** START **

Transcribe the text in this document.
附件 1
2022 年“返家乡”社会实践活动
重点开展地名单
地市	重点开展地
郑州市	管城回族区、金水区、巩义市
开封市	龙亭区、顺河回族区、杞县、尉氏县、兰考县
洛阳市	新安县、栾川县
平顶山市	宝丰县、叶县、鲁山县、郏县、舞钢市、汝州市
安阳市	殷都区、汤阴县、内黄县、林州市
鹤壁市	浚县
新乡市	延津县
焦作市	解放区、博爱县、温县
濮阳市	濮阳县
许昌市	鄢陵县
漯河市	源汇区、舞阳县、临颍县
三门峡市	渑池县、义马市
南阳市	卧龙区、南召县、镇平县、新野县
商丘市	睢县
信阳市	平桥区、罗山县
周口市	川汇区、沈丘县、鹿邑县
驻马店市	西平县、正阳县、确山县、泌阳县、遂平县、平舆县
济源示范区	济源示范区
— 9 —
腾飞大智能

** END **

Exercise —
Exactly as shown above, return every record.

Solution to this exercise —
Transcribe the text in this document.
附件 1
2022 年“返家乡”社会实践活动
重点开展地名单
地市	重点开展地
郑州市	管城回族区、金水区、巩义市
开封市	龙亭区、顺河回族区、杞县、尉氏县、兰考县
洛阳市	新安县、栾川县
平顶山市	宝丰县、叶县、鲁山县、郏县、舞钢市、汝州市
安阳市	殷都区、汤阴县、内黄县、林州市
鹤壁市	浚县
新乡市	延津县
焦作市	解放区、博爱县、温县
濮阳市	濮阳县
许昌市	鄢陵县
漯河市	源汇区、舞阳县、临颍县
三门峡市	渑池县、义马市
南阳市	卧龙区、南召县、镇平县、新野县
商丘市	睢县
信阳市	平桥区、罗山县
周口市	川汇区、沈丘县、鹿邑县
驻马店市	西平县、正阳县、确山县、泌阳县、遂平县、平舆县
济源示范区	济源示范区
— 9 —
腾飞大智能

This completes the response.